Entries with figure data:
..........

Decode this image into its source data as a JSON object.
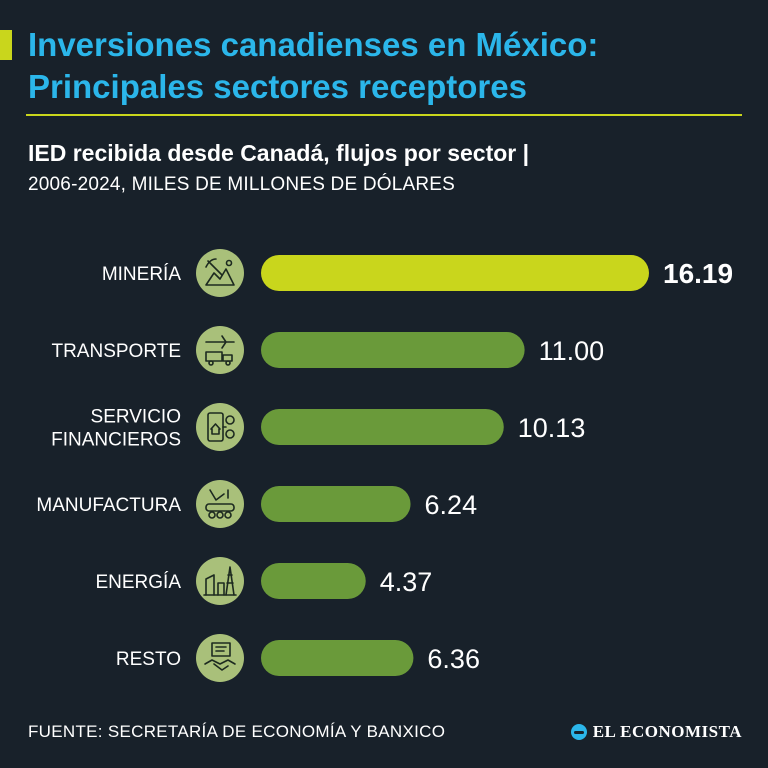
{
  "header": {
    "title_line1": "Inversiones canadienses en México:",
    "title_line2": "Principales sectores receptores"
  },
  "subtitle": "IED recibida desde Canadá, flujos por sector |",
  "units": "2006-2024, MILES DE MILLONES DE DÓLARES",
  "footer": {
    "source": "FUENTE: SECRETARÍA DE ECONOMÍA Y BANXICO",
    "brand": "EL ECONOMISTA"
  },
  "colors": {
    "background": "#18212a",
    "title": "#2bb6ea",
    "highlight_bar": "#c9d61c",
    "bar": "#6a9a3a",
    "icon_circle": "#a9c07a",
    "icon_stroke": "#1d2a20"
  },
  "chart_data": {
    "type": "bar",
    "orientation": "horizontal",
    "categories": [
      {
        "label_lines": [
          "MINERÍA"
        ],
        "icon": "mining-icon"
      },
      {
        "label_lines": [
          "TRANSPORTE"
        ],
        "icon": "transport-icon"
      },
      {
        "label_lines": [
          "SERVICIO",
          "FINANCIEROS"
        ],
        "icon": "finance-icon"
      },
      {
        "label_lines": [
          "MANUFACTURA"
        ],
        "icon": "manufacturing-icon"
      },
      {
        "label_lines": [
          "ENERGÍA"
        ],
        "icon": "energy-icon"
      },
      {
        "label_lines": [
          "RESTO"
        ],
        "icon": "handshake-icon"
      }
    ],
    "values": [
      16.19,
      11.0,
      10.13,
      6.24,
      4.37,
      6.36
    ],
    "value_labels": [
      "16.19",
      "11.00",
      "10.13",
      "6.24",
      "4.37",
      "6.36"
    ],
    "highlight_index": 0,
    "xlim": [
      0,
      16.19
    ],
    "grid": false,
    "legend": "none"
  }
}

..........

| What this task involves |
Without the pictures, output the full listing exactly as it stands.

| Right answer |
Decode this image into its source data as a JSON object.
{
  "header": {
    "title_line1": "Inversiones canadienses en México:",
    "title_line2": "Principales sectores receptores"
  },
  "subtitle": "IED recibida desde Canadá, flujos por sector |",
  "units": "2006-2024, MILES DE MILLONES DE DÓLARES",
  "footer": {
    "source": "FUENTE: SECRETARÍA DE ECONOMÍA Y BANXICO",
    "brand": "EL ECONOMISTA"
  },
  "colors": {
    "background": "#18212a",
    "title": "#2bb6ea",
    "highlight_bar": "#c9d61c",
    "bar": "#6a9a3a",
    "icon_circle": "#a9c07a",
    "icon_stroke": "#1d2a20"
  },
  "chart_data": {
    "type": "bar",
    "orientation": "horizontal",
    "categories": [
      {
        "label_lines": [
          "MINERÍA"
        ],
        "icon": "mining-icon"
      },
      {
        "label_lines": [
          "TRANSPORTE"
        ],
        "icon": "transport-icon"
      },
      {
        "label_lines": [
          "SERVICIO",
          "FINANCIEROS"
        ],
        "icon": "finance-icon"
      },
      {
        "label_lines": [
          "MANUFACTURA"
        ],
        "icon": "manufacturing-icon"
      },
      {
        "label_lines": [
          "ENERGÍA"
        ],
        "icon": "energy-icon"
      },
      {
        "label_lines": [
          "RESTO"
        ],
        "icon": "handshake-icon"
      }
    ],
    "values": [
      16.19,
      11.0,
      10.13,
      6.24,
      4.37,
      6.36
    ],
    "value_labels": [
      "16.19",
      "11.00",
      "10.13",
      "6.24",
      "4.37",
      "6.36"
    ],
    "highlight_index": 0,
    "xlim": [
      0,
      16.19
    ],
    "grid": false,
    "legend": "none"
  }
}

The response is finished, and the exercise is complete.